* Begin Records for the task *

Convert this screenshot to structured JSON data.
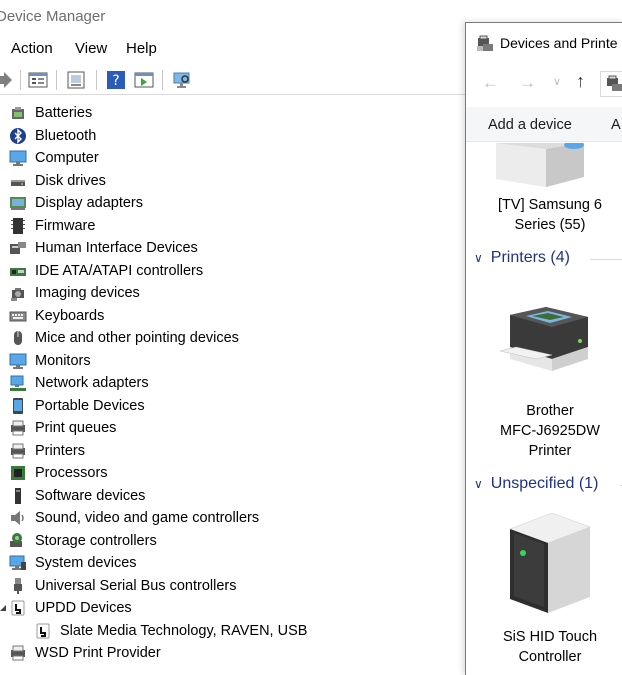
{
  "device_manager": {
    "title": "Device Manager",
    "menu": [
      "Action",
      "View",
      "Help"
    ],
    "tree": [
      {
        "label": "Batteries",
        "icon": "battery-icon"
      },
      {
        "label": "Bluetooth",
        "icon": "bluetooth-icon"
      },
      {
        "label": "Computer",
        "icon": "computer-icon"
      },
      {
        "label": "Disk drives",
        "icon": "disk-drive-icon"
      },
      {
        "label": "Display adapters",
        "icon": "display-adapter-icon"
      },
      {
        "label": "Firmware",
        "icon": "firmware-icon"
      },
      {
        "label": "Human Interface Devices",
        "icon": "hid-icon"
      },
      {
        "label": "IDE ATA/ATAPI controllers",
        "icon": "ide-controller-icon"
      },
      {
        "label": "Imaging devices",
        "icon": "imaging-device-icon"
      },
      {
        "label": "Keyboards",
        "icon": "keyboard-icon"
      },
      {
        "label": "Mice and other pointing devices",
        "icon": "mouse-icon"
      },
      {
        "label": "Monitors",
        "icon": "monitor-icon"
      },
      {
        "label": "Network adapters",
        "icon": "network-adapter-icon"
      },
      {
        "label": "Portable Devices",
        "icon": "portable-device-icon"
      },
      {
        "label": "Print queues",
        "icon": "print-queue-icon"
      },
      {
        "label": "Printers",
        "icon": "printer-icon"
      },
      {
        "label": "Processors",
        "icon": "processor-icon"
      },
      {
        "label": "Software devices",
        "icon": "software-device-icon"
      },
      {
        "label": "Sound, video and game controllers",
        "icon": "sound-icon"
      },
      {
        "label": "Storage controllers",
        "icon": "storage-controller-icon"
      },
      {
        "label": "System devices",
        "icon": "system-device-icon"
      },
      {
        "label": "Universal Serial Bus controllers",
        "icon": "usb-icon"
      },
      {
        "label": "UPDD Devices",
        "icon": "updd-icon",
        "expanded": true
      },
      {
        "label": "Slate Media Technology, RAVEN, USB",
        "icon": "updd-device-icon",
        "child": true
      },
      {
        "label": "WSD Print Provider",
        "icon": "wsd-print-icon"
      }
    ]
  },
  "devices_printers": {
    "title": "Devices and Printe",
    "command": {
      "add_device": "Add a device",
      "truncated": "A"
    },
    "items": [
      {
        "label_lines": [
          "[TV] Samsung 6",
          "Series (55)"
        ]
      }
    ],
    "groups": [
      {
        "label": "Printers (4)",
        "devices": [
          {
            "label_lines": [
              "Brother",
              "MFC-J6925DW",
              "Printer"
            ]
          }
        ]
      },
      {
        "label": "Unspecified (1)",
        "devices": [
          {
            "label_lines": [
              "SiS HID Touch",
              "Controller"
            ]
          }
        ]
      }
    ]
  },
  "colors": {
    "group_header": "#1e3287",
    "accent_blue": "#2d7fd3"
  }
}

* End Records for the task *

From the material above, copy everything exactly but the pictures.

## Correct response
Convert this screenshot to structured JSON data.
{
  "device_manager": {
    "title": "Device Manager",
    "menu": [
      "Action",
      "View",
      "Help"
    ],
    "tree": [
      {
        "label": "Batteries",
        "icon": "battery-icon"
      },
      {
        "label": "Bluetooth",
        "icon": "bluetooth-icon"
      },
      {
        "label": "Computer",
        "icon": "computer-icon"
      },
      {
        "label": "Disk drives",
        "icon": "disk-drive-icon"
      },
      {
        "label": "Display adapters",
        "icon": "display-adapter-icon"
      },
      {
        "label": "Firmware",
        "icon": "firmware-icon"
      },
      {
        "label": "Human Interface Devices",
        "icon": "hid-icon"
      },
      {
        "label": "IDE ATA/ATAPI controllers",
        "icon": "ide-controller-icon"
      },
      {
        "label": "Imaging devices",
        "icon": "imaging-device-icon"
      },
      {
        "label": "Keyboards",
        "icon": "keyboard-icon"
      },
      {
        "label": "Mice and other pointing devices",
        "icon": "mouse-icon"
      },
      {
        "label": "Monitors",
        "icon": "monitor-icon"
      },
      {
        "label": "Network adapters",
        "icon": "network-adapter-icon"
      },
      {
        "label": "Portable Devices",
        "icon": "portable-device-icon"
      },
      {
        "label": "Print queues",
        "icon": "print-queue-icon"
      },
      {
        "label": "Printers",
        "icon": "printer-icon"
      },
      {
        "label": "Processors",
        "icon": "processor-icon"
      },
      {
        "label": "Software devices",
        "icon": "software-device-icon"
      },
      {
        "label": "Sound, video and game controllers",
        "icon": "sound-icon"
      },
      {
        "label": "Storage controllers",
        "icon": "storage-controller-icon"
      },
      {
        "label": "System devices",
        "icon": "system-device-icon"
      },
      {
        "label": "Universal Serial Bus controllers",
        "icon": "usb-icon"
      },
      {
        "label": "UPDD Devices",
        "icon": "updd-icon",
        "expanded": true
      },
      {
        "label": "Slate Media Technology, RAVEN, USB",
        "icon": "updd-device-icon",
        "child": true
      },
      {
        "label": "WSD Print Provider",
        "icon": "wsd-print-icon"
      }
    ]
  },
  "devices_printers": {
    "title": "Devices and Printe",
    "command": {
      "add_device": "Add a device",
      "truncated": "A"
    },
    "items": [
      {
        "label_lines": [
          "[TV] Samsung 6",
          "Series (55)"
        ]
      }
    ],
    "groups": [
      {
        "label": "Printers (4)",
        "devices": [
          {
            "label_lines": [
              "Brother",
              "MFC-J6925DW",
              "Printer"
            ]
          }
        ]
      },
      {
        "label": "Unspecified (1)",
        "devices": [
          {
            "label_lines": [
              "SiS HID Touch",
              "Controller"
            ]
          }
        ]
      }
    ]
  },
  "colors": {
    "group_header": "#1e3287",
    "accent_blue": "#2d7fd3"
  }
}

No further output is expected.